**Tasks to complete**
A. In the text on forces and integration, return the passage from "Motion is not" to "driver will choose.)".
B. Answer these questions from the text on forces and integration:
(i) What is the procedure that reverses the computation of a derivative called?
(ii) In the traffic example, what new variable describes motion along the road in local terms?
(iii) For a function plotted as a graph, what does its integral determine?
C. Write what comes next in the text on forces and integration, starting after its last sentence.

**Extracted text**
╭──

Once an understanding of a certain force has been established, the reverse of differentiation becomes more interesting. We start with an equation for the force, telling us what values the force has at different positions or at different times. Newton’s second law then identifies the acceleration of an object moving subject to the force. Knowing the acceleration, we would like to determine the corresponding velocity and position as functions of time, to give us a direct view of the way we expect the object to move. The process of taking ratios of differences can be reversed by choosing a starting value, that is, of the velocity, say, if we are to determine v(t) from a(t), and then adding up all differences as given by a(t).

Acceleration is defined not by the differences themselves but by their values obtained in the limit of small time intervals. If the time intervals are zero, it takes an infinite number of them to reach any time other than the one chosen as the starting point. The mathematical procedure to compute the velocity from acceleration thus requires us to sum up an infinite number of terms, all so small that the final value of the sum is still finite. The procedure, reversing the computation of a derivative, is called integration, and the value of the sum is called the integral of a(t).

Once we have a formula for the force independent of the one relating it to acceleration, we can compute the velocity by integration. Velocity, in turn, is defined as the ratio of position and time changes, taken in the limit of small time intervals. Once the velocity is known, we can, again choosing a starting value of x at some time t0, compute the position function x(t) by the same mathematical procedure, integrating the velocity. In this mathematical way, force laws are used to compute all details of the motion of objects, making predictions about the effects of forces.

Motion is not always local. Cars at an intersection may go straight or turn, even though they are in the same spot with about the same speed. In addition to the cars’ positions and speeds, we must know more, the prehistory and memory of their drivers. Such nonlocal motion would be much more complicated to compute than local motion, sensitive to just a few parameters.

Sometimes, nonlocal laws can be made local by introducing auxiliary variables: parameters that are not essential to describe the motion but play a helpful mathematical role. In the example of traffic, an auxiliary variable is realized by turn signals, or at intersections with turn lanes. Cars turning in different ways occupy separate lanes; the lane position is one new variable to describe motion along the road in local terms. (Then, we must know which lane a driver will choose.)

Algebra and geometry Both differentiation and integration have geometrical interpretations, which is another reason for their widespread use. The derivative of a function is related to its change, or when plotted as a graph to its slope. The integral of a function, less obviously so, determines the area under the graph: Figure 1.1.

If integration is the opposite of differentiation, we can proof certain properties of integration by showing that they are undone by differentiation. As an example, we claim that the integral Ixx0 (f) of a function f(x), starting at one point x0 and proceeding to another x, is equal to the area under the curve between points x0 and x. If we can show that the derivative of the area is equal to the original function, our claim is proven.

╰──

[Box annotation data]
╭──

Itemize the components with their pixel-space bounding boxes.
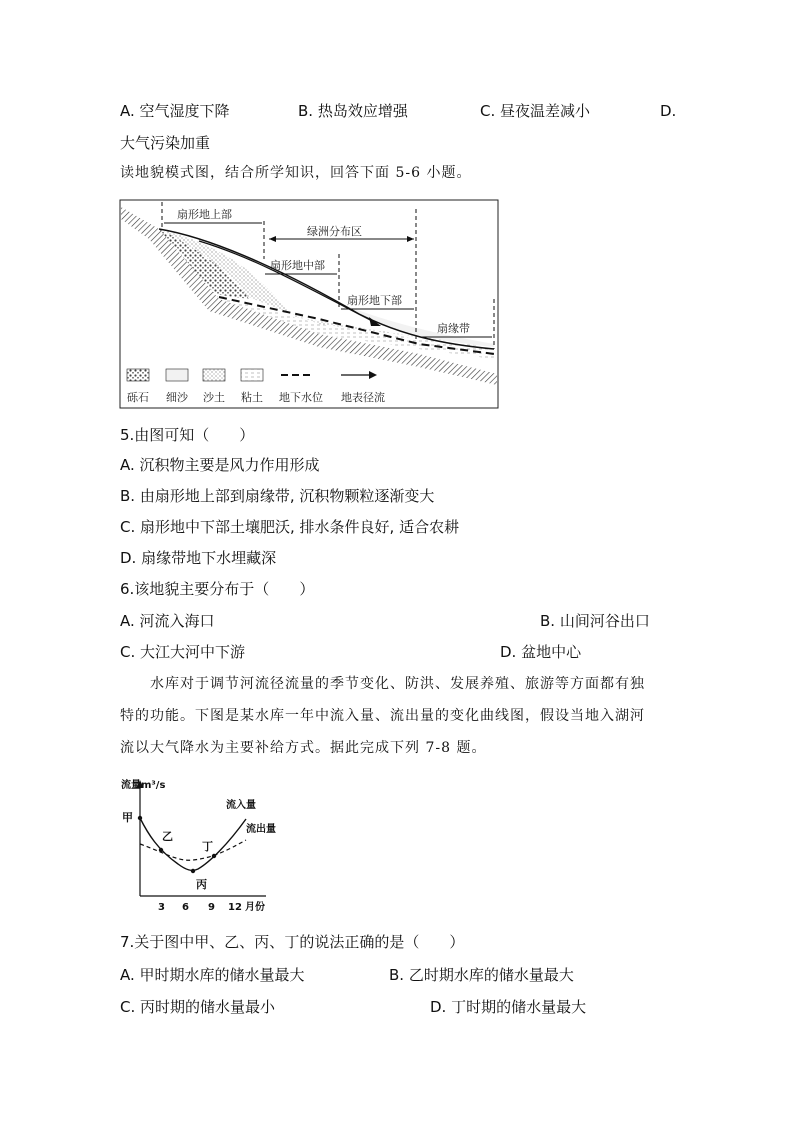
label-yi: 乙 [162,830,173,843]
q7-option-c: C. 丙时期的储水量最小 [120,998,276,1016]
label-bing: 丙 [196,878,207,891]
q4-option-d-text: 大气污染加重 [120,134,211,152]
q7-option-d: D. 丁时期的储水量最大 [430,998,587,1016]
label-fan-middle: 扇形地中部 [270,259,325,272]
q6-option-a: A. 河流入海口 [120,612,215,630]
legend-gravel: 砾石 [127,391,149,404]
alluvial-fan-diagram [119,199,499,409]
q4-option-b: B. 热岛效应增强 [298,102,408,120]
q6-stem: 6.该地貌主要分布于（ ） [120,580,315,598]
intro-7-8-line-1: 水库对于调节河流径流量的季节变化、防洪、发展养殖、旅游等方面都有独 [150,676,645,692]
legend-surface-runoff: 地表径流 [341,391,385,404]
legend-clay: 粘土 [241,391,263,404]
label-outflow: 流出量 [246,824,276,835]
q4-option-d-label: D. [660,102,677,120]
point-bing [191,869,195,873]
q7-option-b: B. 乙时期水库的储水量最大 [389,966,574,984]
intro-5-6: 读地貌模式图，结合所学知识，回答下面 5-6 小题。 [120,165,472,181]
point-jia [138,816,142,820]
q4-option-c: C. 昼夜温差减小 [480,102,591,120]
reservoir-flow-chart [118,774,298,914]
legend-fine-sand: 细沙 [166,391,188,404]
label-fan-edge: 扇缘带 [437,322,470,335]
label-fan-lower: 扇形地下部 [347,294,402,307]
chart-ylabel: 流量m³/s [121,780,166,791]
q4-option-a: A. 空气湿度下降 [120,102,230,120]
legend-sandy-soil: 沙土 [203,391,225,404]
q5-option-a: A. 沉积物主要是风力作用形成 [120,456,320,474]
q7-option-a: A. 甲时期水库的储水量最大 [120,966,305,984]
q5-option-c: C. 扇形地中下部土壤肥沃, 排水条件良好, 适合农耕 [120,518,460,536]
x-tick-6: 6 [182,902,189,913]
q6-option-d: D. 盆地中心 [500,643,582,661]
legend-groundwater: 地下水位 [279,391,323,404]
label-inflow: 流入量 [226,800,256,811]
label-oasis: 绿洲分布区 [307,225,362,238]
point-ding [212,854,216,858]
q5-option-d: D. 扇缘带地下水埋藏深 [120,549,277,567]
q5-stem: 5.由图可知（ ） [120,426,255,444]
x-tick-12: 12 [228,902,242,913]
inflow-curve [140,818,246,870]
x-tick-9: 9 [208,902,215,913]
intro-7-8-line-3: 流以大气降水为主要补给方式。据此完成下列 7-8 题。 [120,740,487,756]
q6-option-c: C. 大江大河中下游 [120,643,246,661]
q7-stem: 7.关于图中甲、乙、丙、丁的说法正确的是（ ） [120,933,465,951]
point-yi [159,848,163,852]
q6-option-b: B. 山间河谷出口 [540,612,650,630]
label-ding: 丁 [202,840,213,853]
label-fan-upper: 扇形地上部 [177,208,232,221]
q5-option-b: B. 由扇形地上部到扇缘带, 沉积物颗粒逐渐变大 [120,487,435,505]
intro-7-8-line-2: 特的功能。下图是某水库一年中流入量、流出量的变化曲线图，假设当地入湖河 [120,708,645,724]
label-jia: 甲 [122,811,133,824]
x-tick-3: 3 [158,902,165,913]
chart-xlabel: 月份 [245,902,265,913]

╰──

**Answers to the exercises**
A.
Motion is not always local. Cars at an intersection may go straight or turn, even though they are in the same spot with about the same speed. In addition to the cars’ positions and speeds, we must know more, the prehistory and memory of their drivers. Such nonlocal motion would be much more complicated to compute than local motion, sensitive to just a few parameters.

Sometimes, nonlocal laws can be made local by introducing auxiliary variables: parameters that are not essential to describe the motion but play a helpful mathematical role. In the example of traffic, an auxiliary variable is realized by turn signals, or at intersections with turn lanes. Cars turning in different ways occupy separate lanes; the lane position is one new variable to describe motion along the road in local terms. (Then, we must know which lane a driver will choose.)

B.
(i) Integration.
(ii) The lane position.
(iii) The area under the graph.

C.
Differentiation and integration, or calculus as the subject of their study is called, have two sides: an algebraic one and a geometric one. The algebraic side appears in the definitions given, according to which the values are ratios of numbers in a derivative or sums of terms in an integral. It also shows its formal face when differentiation and integration are applied to special classes of functions. Computing a derivative according to the definition, from quotients of changes of a function, can be tedious. It is often easier to compute derivatives for certain functions that appear often, and then combine those results according to general rules until one finds the derivative of a particular function of interest. Once the derivatives of a large class of functions are known, also integration is facilitated because one no longer needs to sum up terms as the definition suggests; rather, one can use differentiation tables to look for a function whose derivative agrees with the function to be integrated.

Given an operation, interesting objects are always those that remain unchanged, or are reproduced to their original form after a finite number of repetitions. The operations are then easy to perform, even if the invariant or reproduced objects may be difficult to find or construct. Knowing that an operation does not change an object, or can be applied several more times to go back to the original form, has something reassuring.

Trigonometry Algebra and geometry overlap in many areas, also regarding trigonometric functions. The sine and cosine functions allow us to compute angles from ratios of side lengths in a right triangle. The functions can be introduced as coordinates of a point moving along the unit circle, a geometrical realization. The coordinates, by reference to a right-angled triangle in Figure 1.3a with the origin of coordinates and the point on the circle as two corners and the third on the horizontal axis, are given by (cos(, sin) if is the angle by which the point has moved from the horizontal axis.

The geometrical identification of sine and cosine with coordinates of points on a circle helps us to compute derivatives of these functions. To derive changes under small variations of the angle, some trigonometric identities are useful.

The trigonometric identities allow us to demonstrate that the sine and cosine functions are reproduced by four steps of differentiation, intercommuting them after a single step. The interplay of algebra and geometry facilitates the calculations, an example for the usefulness of being able to take both the algebraic and geometric viewpoints.

Algebra and geometry The interplay of algebra and geometry has been important ever since the beginnings of modern physics; it even played a large role before physics as its own field of study was established. The philosopher René Descartes was the first to algebraize geometry in a form still used today. By describing the shape of a geometric object in terms of coordinates, that is, unique numbers assigned to all points in a plane or in space, most geometrical questions, such as those about the length of a curve, relationships between angles and side lengths of triangles, or the areas of figures, can be formulated in algebraic terms and then be answered with established methods to solve equations. Doing geometry is formalized to the extent that a direct geometrical picture, the ability to visualize geometrical objects and relations between them, becomes secondary. Only in this way has it been possible to drive mathematics to higher and higher levels of abstraction, leading for instance to the concepts of higher-dimensional and curved space. Despite their abstraction and the loss of direct imagination, these concepts can be real, as evidenced by modern theories of physics, in particular relativity.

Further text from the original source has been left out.